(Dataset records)

-- begin --

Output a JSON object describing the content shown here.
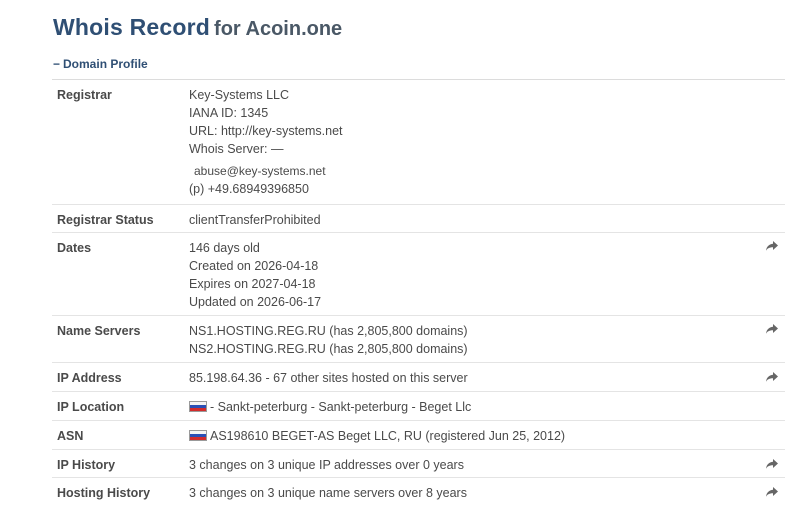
{
  "header": {
    "title": "Whois Record",
    "subtitle": "for Acoin.one"
  },
  "section": {
    "toggle_symbol": "−",
    "label": "Domain Profile"
  },
  "rows": [
    {
      "label": "Registrar",
      "lines": [
        "Key-Systems LLC",
        "IANA ID: 1345",
        "URL: http://key-systems.net",
        "Whois Server: —"
      ],
      "email": "abuse@key-systems.net",
      "phone": "(p) +49.68949396850"
    },
    {
      "label": "Registrar Status",
      "lines": [
        "clientTransferProhibited"
      ]
    },
    {
      "label": "Dates",
      "lines": [
        "146 days old",
        "Created on 2026-04-18",
        "Expires on 2027-04-18",
        "Updated on 2026-06-17"
      ],
      "action_icon": "share-arrow-icon"
    },
    {
      "label": "Name Servers",
      "lines": [
        "NS1.HOSTING.REG.RU (has 2,805,800 domains)",
        "NS2.HOSTING.REG.RU (has 2,805,800 domains)"
      ],
      "action_icon": "share-arrow-icon"
    },
    {
      "label": "IP Address",
      "lines": [
        "85.198.64.36 - 67 other sites hosted on this server"
      ],
      "action_icon": "share-arrow-icon"
    },
    {
      "label": "IP Location",
      "flag": "russia-flag-icon",
      "lines": [
        "- Sankt-peterburg - Sankt-peterburg - Beget Llc"
      ]
    },
    {
      "label": "ASN",
      "flag": "russia-flag-icon",
      "lines": [
        "AS198610 BEGET-AS Beget LLC, RU (registered Jun 25, 2012)"
      ]
    },
    {
      "label": "IP History",
      "lines": [
        "3 changes on 3 unique IP addresses over 0 years"
      ],
      "action_icon": "share-arrow-icon"
    },
    {
      "label": "Hosting History",
      "lines": [
        "3 changes on 3 unique name servers over 8 years"
      ],
      "action_icon": "share-arrow-icon"
    }
  ],
  "colors": {
    "title": "#2f4f74",
    "text": "#4a4a4a",
    "divider": "#e4e4e4",
    "icon": "#666666"
  }
}
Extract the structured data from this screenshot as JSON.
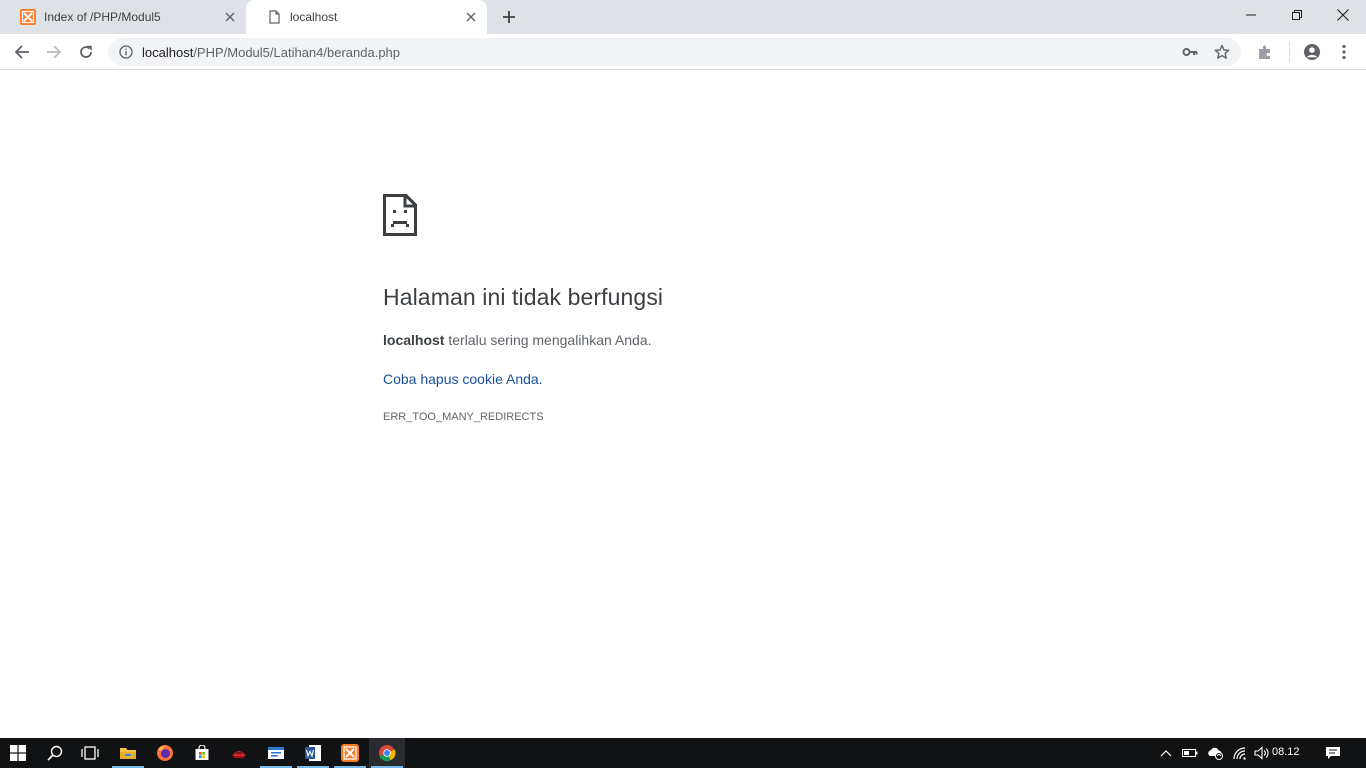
{
  "tabs": [
    {
      "title": "Index of /PHP/Modul5",
      "favicon": "xampp-icon",
      "active": false
    },
    {
      "title": "localhost",
      "favicon": "page-icon",
      "active": true
    }
  ],
  "omnibox": {
    "host": "localhost",
    "path": "/PHP/Modul5/Latihan4/beranda.php"
  },
  "error": {
    "title": "Halaman ini tidak berfungsi",
    "host": "localhost",
    "description": " terlalu sering mengalihkan Anda.",
    "suggestion": "Coba hapus cookie Anda.",
    "code": "ERR_TOO_MANY_REDIRECTS"
  },
  "taskbar": {
    "clock": "08.12"
  },
  "colors": {
    "tabstrip": "#dee1e6",
    "link": "#1a4f9c",
    "taskbar": "#111214",
    "taskbar_indicator": "#76b9ed"
  }
}
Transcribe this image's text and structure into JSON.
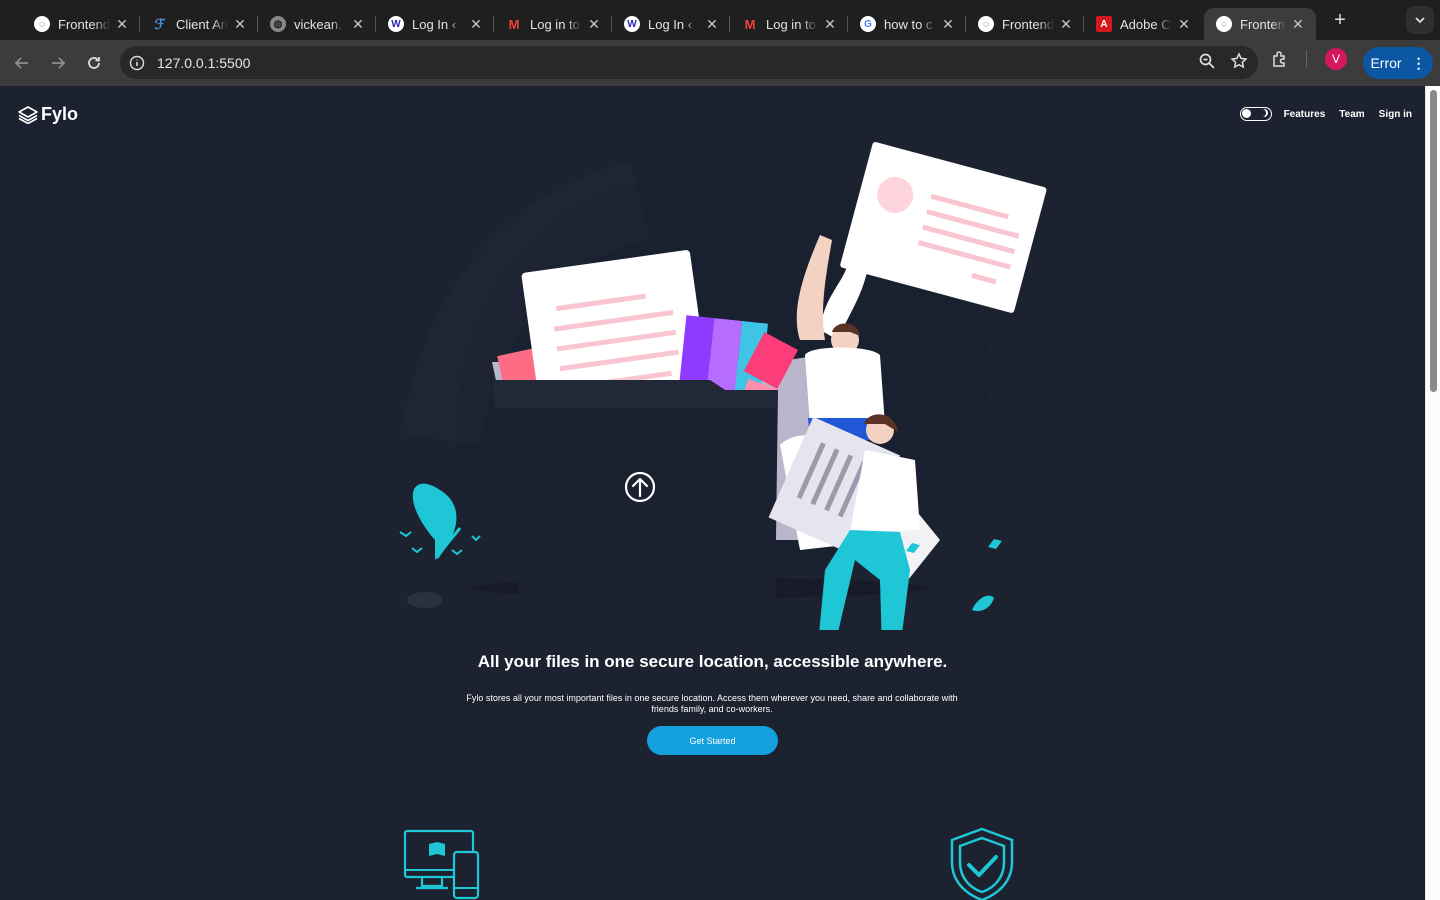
{
  "browser": {
    "tabs": [
      {
        "title": "Frontend Mentor",
        "favicon": "globe",
        "active": false
      },
      {
        "title": "Client Area",
        "favicon": "client",
        "active": false
      },
      {
        "title": "vickean.",
        "favicon": "globe",
        "active": false
      },
      {
        "title": "Log In ‹",
        "favicon": "wordpress",
        "active": false
      },
      {
        "title": "Log in to",
        "favicon": "gmail",
        "active": false
      },
      {
        "title": "Log In ‹",
        "favicon": "wordpress",
        "active": false
      },
      {
        "title": "Log in to",
        "favicon": "gmail",
        "active": false
      },
      {
        "title": "how to c",
        "favicon": "google",
        "active": false
      },
      {
        "title": "Frontend",
        "favicon": "globe",
        "active": false
      },
      {
        "title": "Adobe C",
        "favicon": "adobe",
        "active": false
      },
      {
        "title": "Frontend",
        "favicon": "globe",
        "active": true
      }
    ],
    "url": "127.0.0.1:5500",
    "profile_initial": "V",
    "error_label": "Error"
  },
  "page": {
    "logo": "Fylo",
    "nav": [
      "Features",
      "Team",
      "Sign in"
    ],
    "headline": "All your files in one secure location, accessible anywhere.",
    "subtext": "Fylo stores all your most important files in one secure location. Access them wherever you need, share and collaborate with friends family, and co-workers.",
    "cta": "Get Started",
    "colors": {
      "background": "#1c2230",
      "accent": "#14a0dc",
      "teal": "#1fc6d5",
      "pink": "#fc6d85"
    }
  }
}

-- end --

▸ PROBLEM TO WORK ON:
Note how many lines in the listing above hold the string "unique", then give only that figure.

▸ RESULT OF THE TASK:
2